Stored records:
-- -- --

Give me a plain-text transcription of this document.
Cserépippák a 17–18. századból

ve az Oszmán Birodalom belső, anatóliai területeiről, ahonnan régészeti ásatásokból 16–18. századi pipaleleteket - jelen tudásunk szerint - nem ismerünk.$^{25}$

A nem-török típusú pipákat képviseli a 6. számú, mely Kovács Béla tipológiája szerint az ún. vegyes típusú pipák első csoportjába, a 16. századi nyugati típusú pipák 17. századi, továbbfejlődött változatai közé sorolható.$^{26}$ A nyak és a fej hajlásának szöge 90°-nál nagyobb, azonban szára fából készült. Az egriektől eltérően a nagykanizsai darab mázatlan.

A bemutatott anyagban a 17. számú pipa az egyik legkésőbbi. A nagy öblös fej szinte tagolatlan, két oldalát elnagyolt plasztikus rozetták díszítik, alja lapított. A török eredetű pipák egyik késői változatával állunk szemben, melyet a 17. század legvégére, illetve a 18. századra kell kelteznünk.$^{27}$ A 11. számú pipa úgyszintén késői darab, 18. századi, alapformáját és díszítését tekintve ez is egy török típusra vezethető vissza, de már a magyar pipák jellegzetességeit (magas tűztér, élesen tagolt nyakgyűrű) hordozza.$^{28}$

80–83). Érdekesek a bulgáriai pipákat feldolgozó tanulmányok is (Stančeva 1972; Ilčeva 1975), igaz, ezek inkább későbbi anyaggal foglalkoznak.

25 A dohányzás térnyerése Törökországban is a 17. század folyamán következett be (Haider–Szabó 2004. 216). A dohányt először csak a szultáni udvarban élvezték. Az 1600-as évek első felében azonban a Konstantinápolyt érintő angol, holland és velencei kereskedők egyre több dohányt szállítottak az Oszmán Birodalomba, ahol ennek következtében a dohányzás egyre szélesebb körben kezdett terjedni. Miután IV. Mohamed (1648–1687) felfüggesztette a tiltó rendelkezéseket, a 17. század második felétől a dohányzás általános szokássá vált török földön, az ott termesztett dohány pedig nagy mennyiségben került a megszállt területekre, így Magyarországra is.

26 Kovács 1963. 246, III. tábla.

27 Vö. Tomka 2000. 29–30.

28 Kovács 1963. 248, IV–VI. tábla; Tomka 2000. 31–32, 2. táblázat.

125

-- -- --

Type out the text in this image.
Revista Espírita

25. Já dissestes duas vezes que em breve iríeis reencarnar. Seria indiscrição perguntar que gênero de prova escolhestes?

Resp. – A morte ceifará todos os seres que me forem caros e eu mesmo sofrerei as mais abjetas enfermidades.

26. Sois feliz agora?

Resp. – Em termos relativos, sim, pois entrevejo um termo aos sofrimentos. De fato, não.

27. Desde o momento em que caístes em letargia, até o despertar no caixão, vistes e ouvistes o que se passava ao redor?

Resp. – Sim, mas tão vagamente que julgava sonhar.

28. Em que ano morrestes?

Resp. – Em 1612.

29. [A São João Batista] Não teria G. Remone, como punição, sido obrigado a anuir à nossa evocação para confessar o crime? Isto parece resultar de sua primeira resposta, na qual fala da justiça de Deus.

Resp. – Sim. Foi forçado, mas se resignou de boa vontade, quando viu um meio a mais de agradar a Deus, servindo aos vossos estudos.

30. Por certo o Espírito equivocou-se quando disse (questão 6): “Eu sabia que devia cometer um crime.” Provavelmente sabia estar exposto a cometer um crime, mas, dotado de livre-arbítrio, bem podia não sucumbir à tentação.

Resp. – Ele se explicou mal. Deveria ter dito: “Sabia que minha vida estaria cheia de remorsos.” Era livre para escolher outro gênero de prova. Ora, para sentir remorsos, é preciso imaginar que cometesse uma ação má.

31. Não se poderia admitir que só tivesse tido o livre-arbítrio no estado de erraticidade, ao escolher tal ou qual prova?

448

-- -- --

* **Exercise**: Pull out every line holding "Deus" from the records above, and copy it.

* **Full answer**:
29. [A São João Batista] Não teria G. Remone, como punição, sido obrigado a anuir à nossa evocação para confessar o crime? Isto parece resultar de sua primeira resposta, na qual fala da justiça de Deus.
Resp. – Sim. Foi forçado, mas se resignou de boa vontade, quando viu um meio a mais de agradar a Deus, servindo aos vossos estudos.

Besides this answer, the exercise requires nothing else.